Exercise instructions: How many of these lines hold the string "risk"? Answer with the number only.

Source records:
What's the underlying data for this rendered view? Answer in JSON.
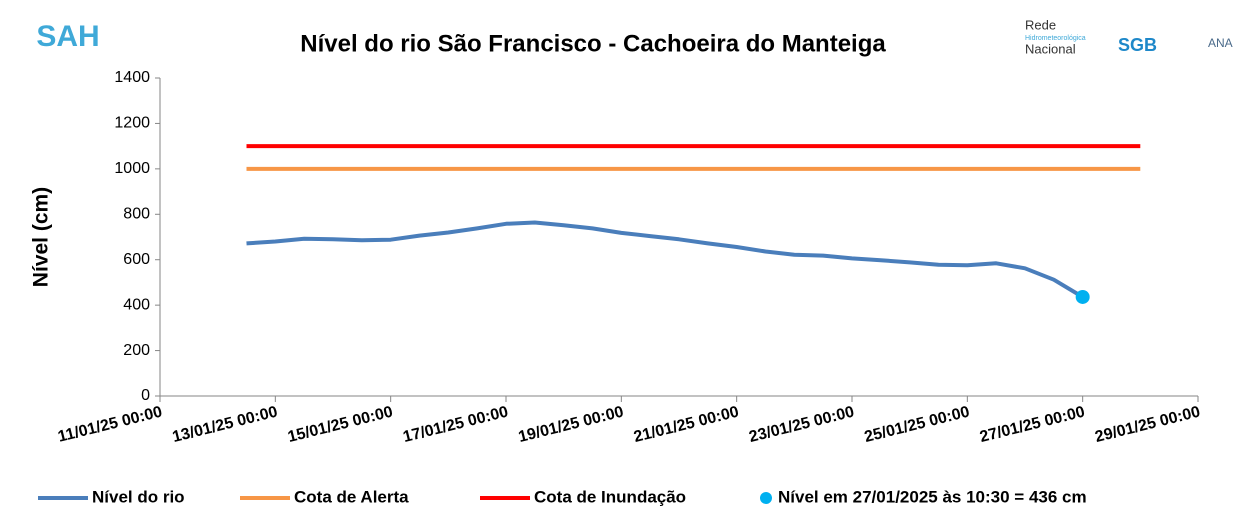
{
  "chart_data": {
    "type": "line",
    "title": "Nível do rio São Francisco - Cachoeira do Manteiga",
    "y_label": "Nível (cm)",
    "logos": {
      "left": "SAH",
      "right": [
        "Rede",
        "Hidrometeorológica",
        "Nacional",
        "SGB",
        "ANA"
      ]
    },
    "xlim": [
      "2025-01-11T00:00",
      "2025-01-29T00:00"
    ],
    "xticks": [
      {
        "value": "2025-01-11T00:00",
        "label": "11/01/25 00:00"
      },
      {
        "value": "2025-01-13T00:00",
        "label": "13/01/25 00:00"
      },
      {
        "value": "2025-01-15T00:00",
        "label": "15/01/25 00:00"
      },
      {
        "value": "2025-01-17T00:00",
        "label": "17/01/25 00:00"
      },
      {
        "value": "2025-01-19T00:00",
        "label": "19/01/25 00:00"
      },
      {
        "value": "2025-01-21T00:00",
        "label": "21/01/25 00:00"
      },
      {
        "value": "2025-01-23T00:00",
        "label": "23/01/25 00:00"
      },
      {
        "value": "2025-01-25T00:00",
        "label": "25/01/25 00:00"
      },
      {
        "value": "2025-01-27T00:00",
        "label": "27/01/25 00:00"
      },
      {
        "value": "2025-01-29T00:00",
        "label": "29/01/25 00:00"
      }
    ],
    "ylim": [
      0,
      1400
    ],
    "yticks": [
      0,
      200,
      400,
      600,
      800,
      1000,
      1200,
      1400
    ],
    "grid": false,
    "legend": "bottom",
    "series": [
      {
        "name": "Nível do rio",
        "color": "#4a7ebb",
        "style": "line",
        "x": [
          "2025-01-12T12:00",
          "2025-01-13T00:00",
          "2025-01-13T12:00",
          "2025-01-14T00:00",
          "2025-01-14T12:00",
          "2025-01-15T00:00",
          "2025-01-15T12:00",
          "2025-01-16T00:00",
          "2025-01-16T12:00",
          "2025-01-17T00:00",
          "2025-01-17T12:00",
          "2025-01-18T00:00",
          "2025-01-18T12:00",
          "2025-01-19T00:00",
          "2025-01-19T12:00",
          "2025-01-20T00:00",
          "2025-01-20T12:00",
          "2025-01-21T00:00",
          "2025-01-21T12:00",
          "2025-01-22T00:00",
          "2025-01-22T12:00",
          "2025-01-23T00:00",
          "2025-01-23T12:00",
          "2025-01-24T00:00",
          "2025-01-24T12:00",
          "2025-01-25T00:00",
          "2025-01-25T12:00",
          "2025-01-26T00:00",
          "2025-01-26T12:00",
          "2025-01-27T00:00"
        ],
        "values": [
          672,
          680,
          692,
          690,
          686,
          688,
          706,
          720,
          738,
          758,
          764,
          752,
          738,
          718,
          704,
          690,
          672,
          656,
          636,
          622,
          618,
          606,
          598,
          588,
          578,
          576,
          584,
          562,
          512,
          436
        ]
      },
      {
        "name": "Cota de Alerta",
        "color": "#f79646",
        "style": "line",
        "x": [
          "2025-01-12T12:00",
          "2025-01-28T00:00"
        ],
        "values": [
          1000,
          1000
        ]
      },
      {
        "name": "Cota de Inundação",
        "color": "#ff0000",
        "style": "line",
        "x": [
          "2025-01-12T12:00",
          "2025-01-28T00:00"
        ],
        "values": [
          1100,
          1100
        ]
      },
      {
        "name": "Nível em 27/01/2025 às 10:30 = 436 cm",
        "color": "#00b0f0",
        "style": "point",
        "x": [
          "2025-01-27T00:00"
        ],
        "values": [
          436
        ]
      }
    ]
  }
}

--

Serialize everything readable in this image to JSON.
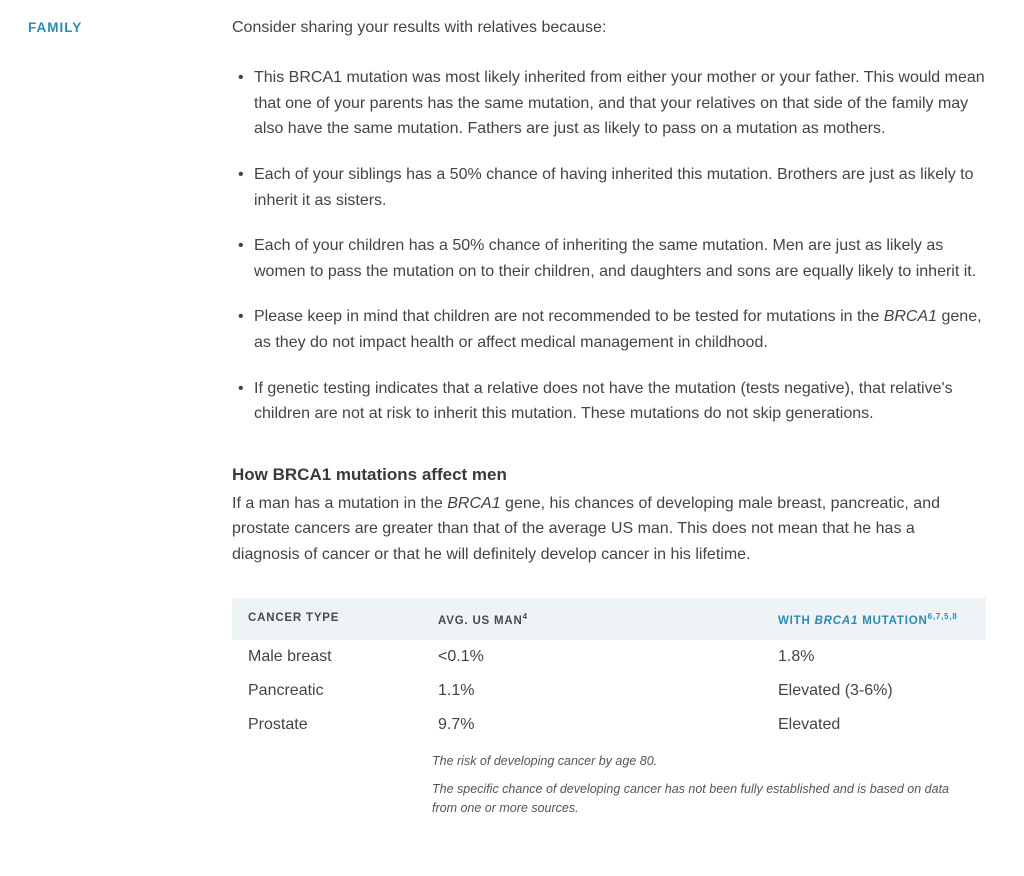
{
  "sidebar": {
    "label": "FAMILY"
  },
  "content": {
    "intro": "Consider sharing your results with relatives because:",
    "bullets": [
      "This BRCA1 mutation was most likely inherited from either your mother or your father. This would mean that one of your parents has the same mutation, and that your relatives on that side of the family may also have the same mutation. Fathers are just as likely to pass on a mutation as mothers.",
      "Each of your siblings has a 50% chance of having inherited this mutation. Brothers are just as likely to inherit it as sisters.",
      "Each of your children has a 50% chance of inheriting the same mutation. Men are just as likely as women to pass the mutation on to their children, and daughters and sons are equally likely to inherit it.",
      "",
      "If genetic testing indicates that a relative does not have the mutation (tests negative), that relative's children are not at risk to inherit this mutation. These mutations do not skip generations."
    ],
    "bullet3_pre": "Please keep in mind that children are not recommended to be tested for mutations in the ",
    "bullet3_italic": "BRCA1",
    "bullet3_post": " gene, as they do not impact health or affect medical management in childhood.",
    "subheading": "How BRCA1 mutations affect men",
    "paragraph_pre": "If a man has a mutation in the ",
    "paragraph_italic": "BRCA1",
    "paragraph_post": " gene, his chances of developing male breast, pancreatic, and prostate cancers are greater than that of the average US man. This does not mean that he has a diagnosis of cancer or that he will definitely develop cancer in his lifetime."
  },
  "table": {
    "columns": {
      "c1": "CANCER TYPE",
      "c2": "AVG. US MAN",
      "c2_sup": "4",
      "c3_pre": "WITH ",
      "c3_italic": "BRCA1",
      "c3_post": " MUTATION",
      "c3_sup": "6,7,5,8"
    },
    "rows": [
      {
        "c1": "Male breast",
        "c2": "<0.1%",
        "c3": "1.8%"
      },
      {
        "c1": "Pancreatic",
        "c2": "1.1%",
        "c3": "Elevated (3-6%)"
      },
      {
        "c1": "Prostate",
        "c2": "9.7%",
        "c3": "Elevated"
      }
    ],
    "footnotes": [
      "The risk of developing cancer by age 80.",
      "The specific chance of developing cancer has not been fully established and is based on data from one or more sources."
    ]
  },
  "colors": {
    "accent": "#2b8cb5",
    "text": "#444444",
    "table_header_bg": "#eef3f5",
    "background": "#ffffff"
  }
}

Output for this task: 2